Commission on Nomenclature of Organic Chemistry;
Peter A. S. Smith, Convenor of the Working Group
Commission on Physical Organic Chemistry;
Paul Müller, Convenor of the Working Group
This is a glossary of terms used to denote classes of compounds, substituent groups and reactive intermediates, in contrast to individual compounds. The overwhelming majority of the terms refer to organic compounds, but a few classes that may be considered inorganic are included for convenience. The principal criterion for inclusion is that the class be definable by structure.
A class is a set of compounds sharing a common structural feature to which is attached a variable part (or parts) defining a specific compound of the class. The common feature is often a functional group to which one or a small number of variable parts are attached (e.g. aldehydes, ketones). The variable parts are in this glossary represented by hydrocarbyl groups (q.v.). The most simple representation of a class is thus defined. However membership of one class need not exclude membership of another class, and certain substitutions, as e.g. with heterocyclyl groups (q.v.) linked through a carbon atom in the R group, may be allowed. For instance, ethylamine as well as [1-(furan-2-yl)ethyl]amine and (2-methoxyethyl)amine belong to the class amines. The common feature may also be a sizeable part of the molecular structure, or a repetitive part of the molecular structure, possibly but not necessarily devoid of functionalities (e.g. steroids, terpenoids); quite often the attached variable groups may be many and of any functionality.

## INFORMATION PROVIDED:

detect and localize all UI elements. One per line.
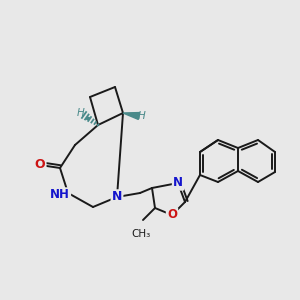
Polygon shape — [123, 112, 140, 119]
Text: O: O — [167, 208, 177, 221]
Text: N: N — [173, 176, 183, 190]
Text: NH: NH — [50, 188, 70, 202]
Text: H: H — [77, 108, 85, 118]
Text: N: N — [112, 190, 122, 203]
Text: H: H — [138, 111, 146, 121]
Text: CH₃: CH₃ — [131, 229, 151, 239]
Text: O: O — [35, 158, 45, 172]
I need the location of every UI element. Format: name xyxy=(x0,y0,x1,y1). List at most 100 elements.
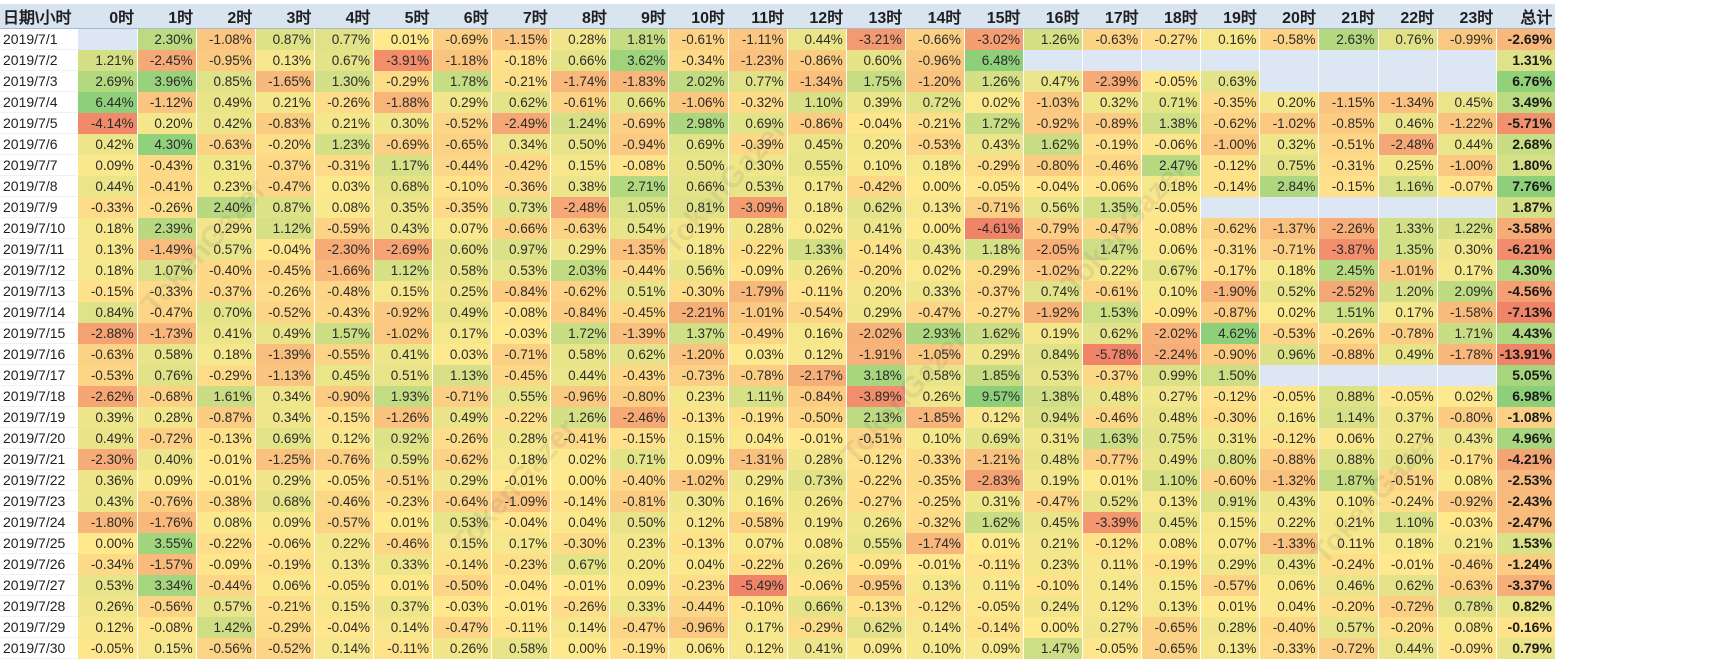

## YOUR TASKS:
**1)** In the glossary introduction on classes of organic compounds, what is the principal criterion for including a class?
**2)** Continue the glossary introduction on classes of organic compounds, starting after its final sentence.

## TASK-BY-TASK RESULTS:
**1)** The class must be definable by structure.

**2)**
Classes defined by use, characteristics, or origin are excluded. Class names that are plurals of systematic names for parent compounds are occasionally cited. Some terms are included that are not actually class names, but are commonly encountered components of class names. These are mostly prefixes, and defining their meanings permits a host of class names beginning with them to be dispensed with.
There is some overlap with other IUPAC documents, especially the 'Glossary of Terms Used in Physical-Organic Chemistry'. Because the viewpoints are sometimes different, the wording of the definitions may in a few cases differ but most are reproduced verbatim.
The recommended class names, which are signalled by an asterisk, respect IUPAC nomenclature as presented in the 'Blue Book' (Nomenclature of Organic Chemistry, Sections A, B, C, D, E, F, and H, 1979 edition), the 'Revised Nomenclature for Radicals, Ions, Radical Ions and Related Species, Recommendations 1992' and A Guide to IUPAC Nomenclature of Organic Chemistry, Recommendations 1993, (including Revisions, Published and hitherto Unpublished, to the 1979 Edition of Nomenclature of Organic Chemistry).
Some class names are explicitly defined in the Blue Book, for others the meaning is implicit. Many more class names are to be found in the chemical literature. A selection of the more important ones appears in this glossary. Some class names occurring mainly in the older literature have been included too. The compilers have considered customary usage and the need for clearly defined limits of meaning. Some compromises were necessary, but the definitions have survived scrutiny by the Commissions and consultants.
Recommended class names carry a reference to an official IUPAC publication. The status of the remaining entries varies from unreserved acceptance to outright rejection. Class names not derived from an official source may carry a reference to other literature (a preference for the cited text over others is not implied). The definition of rejected class names is for information only; reasons for rejection are usually cited or indicated, and a cross-reference to the preferred class name is given.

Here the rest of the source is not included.